======== SUPPLIED RECORDS ========

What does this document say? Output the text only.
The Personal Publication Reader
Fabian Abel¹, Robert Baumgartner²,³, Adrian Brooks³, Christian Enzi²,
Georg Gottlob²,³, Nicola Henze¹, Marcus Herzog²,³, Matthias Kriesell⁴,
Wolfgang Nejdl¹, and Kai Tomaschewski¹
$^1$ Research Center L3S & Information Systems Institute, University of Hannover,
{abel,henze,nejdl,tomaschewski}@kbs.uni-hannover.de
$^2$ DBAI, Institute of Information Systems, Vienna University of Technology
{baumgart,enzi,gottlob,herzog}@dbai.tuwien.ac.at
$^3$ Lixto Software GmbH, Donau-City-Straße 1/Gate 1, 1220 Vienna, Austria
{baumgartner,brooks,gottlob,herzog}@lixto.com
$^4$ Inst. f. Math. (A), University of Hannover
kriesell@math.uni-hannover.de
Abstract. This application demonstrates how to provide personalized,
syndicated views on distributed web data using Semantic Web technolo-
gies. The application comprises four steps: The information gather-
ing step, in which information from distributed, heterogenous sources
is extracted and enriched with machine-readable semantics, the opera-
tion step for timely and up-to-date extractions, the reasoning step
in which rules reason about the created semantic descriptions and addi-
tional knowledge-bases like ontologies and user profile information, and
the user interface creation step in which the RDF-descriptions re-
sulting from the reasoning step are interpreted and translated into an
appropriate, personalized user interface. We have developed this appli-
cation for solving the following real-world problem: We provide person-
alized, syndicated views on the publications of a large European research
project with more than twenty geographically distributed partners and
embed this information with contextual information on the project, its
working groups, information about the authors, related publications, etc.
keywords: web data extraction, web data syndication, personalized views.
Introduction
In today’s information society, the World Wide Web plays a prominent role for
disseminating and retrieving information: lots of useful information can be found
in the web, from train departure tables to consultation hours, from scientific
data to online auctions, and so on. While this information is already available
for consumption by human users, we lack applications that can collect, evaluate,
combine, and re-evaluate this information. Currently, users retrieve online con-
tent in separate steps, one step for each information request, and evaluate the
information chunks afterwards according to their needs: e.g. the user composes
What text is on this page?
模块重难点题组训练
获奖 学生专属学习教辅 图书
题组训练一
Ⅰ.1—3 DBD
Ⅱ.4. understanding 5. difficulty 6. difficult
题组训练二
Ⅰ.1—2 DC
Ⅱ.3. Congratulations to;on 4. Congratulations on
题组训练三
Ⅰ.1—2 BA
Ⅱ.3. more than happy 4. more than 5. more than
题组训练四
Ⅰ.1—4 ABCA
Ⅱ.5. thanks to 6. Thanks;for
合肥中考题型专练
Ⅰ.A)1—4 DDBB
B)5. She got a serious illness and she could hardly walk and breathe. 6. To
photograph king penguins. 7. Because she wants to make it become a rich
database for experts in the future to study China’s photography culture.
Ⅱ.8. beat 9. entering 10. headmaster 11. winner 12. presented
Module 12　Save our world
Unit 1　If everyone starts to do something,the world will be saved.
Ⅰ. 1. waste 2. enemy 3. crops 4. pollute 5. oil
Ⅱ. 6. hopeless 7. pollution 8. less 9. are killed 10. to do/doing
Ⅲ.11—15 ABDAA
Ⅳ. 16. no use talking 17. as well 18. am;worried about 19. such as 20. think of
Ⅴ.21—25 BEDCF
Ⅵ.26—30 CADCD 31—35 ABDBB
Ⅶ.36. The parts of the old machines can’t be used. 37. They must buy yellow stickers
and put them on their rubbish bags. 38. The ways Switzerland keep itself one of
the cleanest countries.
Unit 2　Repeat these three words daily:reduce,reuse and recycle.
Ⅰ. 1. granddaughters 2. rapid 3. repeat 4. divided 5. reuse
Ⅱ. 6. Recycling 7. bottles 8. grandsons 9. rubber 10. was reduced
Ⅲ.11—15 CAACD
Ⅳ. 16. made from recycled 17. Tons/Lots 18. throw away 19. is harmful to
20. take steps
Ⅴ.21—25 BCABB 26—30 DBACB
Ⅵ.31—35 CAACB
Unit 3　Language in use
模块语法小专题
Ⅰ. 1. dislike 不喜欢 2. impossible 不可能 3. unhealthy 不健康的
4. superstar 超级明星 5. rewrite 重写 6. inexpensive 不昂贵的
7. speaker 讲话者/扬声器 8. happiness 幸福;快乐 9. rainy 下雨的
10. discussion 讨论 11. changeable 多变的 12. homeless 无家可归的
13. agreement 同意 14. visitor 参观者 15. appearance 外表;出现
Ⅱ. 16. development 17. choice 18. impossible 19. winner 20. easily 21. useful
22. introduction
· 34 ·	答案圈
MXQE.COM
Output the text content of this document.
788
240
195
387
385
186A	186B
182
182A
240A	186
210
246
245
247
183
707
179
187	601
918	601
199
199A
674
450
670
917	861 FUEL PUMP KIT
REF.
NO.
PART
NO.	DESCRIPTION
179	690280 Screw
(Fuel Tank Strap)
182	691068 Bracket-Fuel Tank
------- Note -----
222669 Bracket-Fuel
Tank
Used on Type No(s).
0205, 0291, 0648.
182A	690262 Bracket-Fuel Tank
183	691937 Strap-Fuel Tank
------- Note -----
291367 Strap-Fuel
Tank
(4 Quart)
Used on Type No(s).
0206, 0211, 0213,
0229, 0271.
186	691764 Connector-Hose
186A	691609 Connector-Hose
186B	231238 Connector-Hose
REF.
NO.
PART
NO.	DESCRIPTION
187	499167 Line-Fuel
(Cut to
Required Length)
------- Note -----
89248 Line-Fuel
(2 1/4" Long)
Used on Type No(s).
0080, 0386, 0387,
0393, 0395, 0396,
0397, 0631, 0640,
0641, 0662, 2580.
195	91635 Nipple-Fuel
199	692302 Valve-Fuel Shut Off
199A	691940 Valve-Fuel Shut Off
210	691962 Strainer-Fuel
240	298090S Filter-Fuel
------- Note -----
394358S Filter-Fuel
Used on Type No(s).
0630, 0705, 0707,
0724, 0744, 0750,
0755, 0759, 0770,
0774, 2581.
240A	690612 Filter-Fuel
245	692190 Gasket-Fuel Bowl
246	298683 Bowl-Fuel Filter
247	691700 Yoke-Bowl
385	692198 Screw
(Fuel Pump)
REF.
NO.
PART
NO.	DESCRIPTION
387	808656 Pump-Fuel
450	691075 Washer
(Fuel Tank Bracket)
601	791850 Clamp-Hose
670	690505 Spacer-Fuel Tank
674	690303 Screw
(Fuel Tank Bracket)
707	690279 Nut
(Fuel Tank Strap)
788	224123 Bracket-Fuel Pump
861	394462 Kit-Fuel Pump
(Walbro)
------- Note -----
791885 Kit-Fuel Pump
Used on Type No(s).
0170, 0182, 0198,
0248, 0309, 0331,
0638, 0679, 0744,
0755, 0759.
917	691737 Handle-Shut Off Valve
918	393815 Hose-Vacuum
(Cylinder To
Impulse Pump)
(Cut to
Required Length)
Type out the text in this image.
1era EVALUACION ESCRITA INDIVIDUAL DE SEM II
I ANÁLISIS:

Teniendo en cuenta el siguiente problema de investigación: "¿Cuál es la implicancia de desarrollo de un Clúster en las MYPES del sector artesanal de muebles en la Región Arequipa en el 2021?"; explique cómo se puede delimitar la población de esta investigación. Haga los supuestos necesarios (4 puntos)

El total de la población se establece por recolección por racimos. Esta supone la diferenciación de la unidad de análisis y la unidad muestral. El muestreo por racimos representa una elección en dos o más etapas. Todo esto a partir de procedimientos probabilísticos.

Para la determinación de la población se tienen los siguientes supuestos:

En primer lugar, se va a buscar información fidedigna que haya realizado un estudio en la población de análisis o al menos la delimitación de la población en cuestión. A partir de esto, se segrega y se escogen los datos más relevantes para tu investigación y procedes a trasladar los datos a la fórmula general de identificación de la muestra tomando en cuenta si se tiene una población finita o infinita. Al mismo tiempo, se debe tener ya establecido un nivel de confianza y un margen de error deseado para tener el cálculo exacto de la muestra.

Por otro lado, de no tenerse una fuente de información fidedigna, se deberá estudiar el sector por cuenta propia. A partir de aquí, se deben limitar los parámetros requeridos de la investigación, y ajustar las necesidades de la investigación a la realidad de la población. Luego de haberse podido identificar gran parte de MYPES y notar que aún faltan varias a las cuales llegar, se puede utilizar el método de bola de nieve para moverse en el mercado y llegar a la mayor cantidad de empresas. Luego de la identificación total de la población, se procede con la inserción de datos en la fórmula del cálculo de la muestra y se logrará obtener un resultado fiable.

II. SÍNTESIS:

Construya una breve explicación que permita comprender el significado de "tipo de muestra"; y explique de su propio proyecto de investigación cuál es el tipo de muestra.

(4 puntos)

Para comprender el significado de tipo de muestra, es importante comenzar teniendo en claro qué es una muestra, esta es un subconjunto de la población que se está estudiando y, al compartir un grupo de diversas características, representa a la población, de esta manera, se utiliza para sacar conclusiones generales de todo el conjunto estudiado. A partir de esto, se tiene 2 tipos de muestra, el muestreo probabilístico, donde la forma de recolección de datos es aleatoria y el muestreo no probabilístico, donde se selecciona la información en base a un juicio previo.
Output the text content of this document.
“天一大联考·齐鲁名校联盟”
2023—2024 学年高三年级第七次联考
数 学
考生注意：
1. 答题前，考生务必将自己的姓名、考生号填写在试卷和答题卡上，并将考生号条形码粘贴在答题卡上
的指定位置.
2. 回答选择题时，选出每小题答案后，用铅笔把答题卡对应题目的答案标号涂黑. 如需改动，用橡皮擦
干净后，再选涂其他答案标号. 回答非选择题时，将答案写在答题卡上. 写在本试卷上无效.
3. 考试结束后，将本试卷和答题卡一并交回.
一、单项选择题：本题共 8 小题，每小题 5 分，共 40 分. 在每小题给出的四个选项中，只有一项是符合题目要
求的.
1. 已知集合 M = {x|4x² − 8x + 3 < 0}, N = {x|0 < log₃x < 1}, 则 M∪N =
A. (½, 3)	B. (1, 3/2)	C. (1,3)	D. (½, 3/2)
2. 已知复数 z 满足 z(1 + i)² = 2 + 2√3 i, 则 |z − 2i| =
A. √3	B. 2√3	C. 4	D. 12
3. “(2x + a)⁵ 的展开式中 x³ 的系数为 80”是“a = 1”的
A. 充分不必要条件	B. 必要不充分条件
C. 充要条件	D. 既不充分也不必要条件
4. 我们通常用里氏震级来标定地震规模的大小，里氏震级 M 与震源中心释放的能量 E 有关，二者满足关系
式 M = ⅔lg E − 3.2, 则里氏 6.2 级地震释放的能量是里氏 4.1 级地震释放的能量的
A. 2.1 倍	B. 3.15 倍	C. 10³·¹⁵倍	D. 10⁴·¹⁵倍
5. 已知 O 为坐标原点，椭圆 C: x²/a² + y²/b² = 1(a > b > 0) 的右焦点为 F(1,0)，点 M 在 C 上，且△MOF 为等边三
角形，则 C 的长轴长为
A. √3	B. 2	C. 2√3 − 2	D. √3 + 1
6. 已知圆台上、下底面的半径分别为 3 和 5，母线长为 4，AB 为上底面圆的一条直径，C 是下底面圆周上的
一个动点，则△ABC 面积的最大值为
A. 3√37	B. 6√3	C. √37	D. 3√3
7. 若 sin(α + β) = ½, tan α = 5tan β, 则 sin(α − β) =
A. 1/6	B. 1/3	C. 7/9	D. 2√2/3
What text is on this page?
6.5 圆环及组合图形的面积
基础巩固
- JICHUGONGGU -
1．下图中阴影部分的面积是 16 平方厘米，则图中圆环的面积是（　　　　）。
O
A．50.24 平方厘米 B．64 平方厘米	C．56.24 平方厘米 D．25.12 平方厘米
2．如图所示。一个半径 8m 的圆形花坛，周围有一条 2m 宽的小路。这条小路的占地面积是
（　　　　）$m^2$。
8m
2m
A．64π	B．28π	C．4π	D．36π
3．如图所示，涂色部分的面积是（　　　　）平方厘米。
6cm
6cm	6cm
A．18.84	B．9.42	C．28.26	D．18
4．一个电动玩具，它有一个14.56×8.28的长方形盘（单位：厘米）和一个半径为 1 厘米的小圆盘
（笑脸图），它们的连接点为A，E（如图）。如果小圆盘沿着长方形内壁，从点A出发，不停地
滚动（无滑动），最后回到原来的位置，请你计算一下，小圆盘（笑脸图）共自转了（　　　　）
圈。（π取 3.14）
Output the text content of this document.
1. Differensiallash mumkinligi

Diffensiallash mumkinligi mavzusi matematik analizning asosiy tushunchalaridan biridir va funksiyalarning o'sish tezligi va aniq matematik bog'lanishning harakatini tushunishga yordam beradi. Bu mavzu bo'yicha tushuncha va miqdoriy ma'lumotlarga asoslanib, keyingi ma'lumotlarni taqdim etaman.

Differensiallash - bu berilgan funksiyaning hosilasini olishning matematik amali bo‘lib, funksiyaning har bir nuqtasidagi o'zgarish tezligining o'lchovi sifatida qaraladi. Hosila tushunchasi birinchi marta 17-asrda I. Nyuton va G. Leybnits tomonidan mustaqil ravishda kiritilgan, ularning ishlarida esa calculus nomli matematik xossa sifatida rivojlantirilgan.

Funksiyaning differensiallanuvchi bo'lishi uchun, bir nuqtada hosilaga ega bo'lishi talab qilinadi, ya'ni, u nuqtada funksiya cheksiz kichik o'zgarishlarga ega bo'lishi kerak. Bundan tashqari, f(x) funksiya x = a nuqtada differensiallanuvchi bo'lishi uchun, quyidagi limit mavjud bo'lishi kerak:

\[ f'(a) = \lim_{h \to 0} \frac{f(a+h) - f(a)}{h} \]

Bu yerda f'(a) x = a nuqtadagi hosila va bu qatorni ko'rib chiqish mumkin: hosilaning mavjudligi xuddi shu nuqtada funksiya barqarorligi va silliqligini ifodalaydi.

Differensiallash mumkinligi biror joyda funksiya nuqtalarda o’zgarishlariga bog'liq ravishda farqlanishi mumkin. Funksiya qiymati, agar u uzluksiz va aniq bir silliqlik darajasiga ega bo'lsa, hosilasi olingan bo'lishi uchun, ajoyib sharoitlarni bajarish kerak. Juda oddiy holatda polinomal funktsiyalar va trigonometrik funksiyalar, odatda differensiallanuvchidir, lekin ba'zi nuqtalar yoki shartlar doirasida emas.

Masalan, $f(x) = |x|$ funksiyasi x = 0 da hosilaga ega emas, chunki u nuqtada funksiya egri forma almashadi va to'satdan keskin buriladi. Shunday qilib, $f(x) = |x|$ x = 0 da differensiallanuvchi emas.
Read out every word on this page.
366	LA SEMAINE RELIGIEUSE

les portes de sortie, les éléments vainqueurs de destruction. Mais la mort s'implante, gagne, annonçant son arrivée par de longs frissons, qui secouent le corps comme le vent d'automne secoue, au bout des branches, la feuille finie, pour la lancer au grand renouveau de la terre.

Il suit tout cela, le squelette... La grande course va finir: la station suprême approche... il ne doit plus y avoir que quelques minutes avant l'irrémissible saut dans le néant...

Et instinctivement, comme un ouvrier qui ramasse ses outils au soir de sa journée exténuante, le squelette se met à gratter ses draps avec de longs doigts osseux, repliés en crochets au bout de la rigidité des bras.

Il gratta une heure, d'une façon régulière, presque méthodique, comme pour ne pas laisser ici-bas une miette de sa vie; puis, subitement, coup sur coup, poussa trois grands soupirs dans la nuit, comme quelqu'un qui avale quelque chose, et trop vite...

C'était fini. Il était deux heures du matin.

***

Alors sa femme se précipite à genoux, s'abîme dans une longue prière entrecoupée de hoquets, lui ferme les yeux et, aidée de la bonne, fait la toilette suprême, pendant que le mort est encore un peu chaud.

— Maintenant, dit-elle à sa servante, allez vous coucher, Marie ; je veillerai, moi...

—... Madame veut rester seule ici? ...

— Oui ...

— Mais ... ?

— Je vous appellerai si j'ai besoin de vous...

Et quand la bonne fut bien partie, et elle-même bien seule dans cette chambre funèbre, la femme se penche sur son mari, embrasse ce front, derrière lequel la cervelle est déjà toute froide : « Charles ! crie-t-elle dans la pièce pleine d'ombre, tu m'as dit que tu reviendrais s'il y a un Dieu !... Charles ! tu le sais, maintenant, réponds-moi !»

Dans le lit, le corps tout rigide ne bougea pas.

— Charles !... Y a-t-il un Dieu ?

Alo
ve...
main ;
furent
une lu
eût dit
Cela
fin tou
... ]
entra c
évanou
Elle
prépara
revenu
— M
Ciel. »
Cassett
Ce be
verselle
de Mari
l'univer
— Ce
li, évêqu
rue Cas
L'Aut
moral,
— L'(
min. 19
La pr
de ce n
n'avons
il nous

========

CHALLENGE: From the data above, copy out every line with the string "reasoning" in it.

TASK OUTPUT:
tion step for timely and up-to-date extractions, the reasoning step
sulting from the reasoning step are interpreted and translated into an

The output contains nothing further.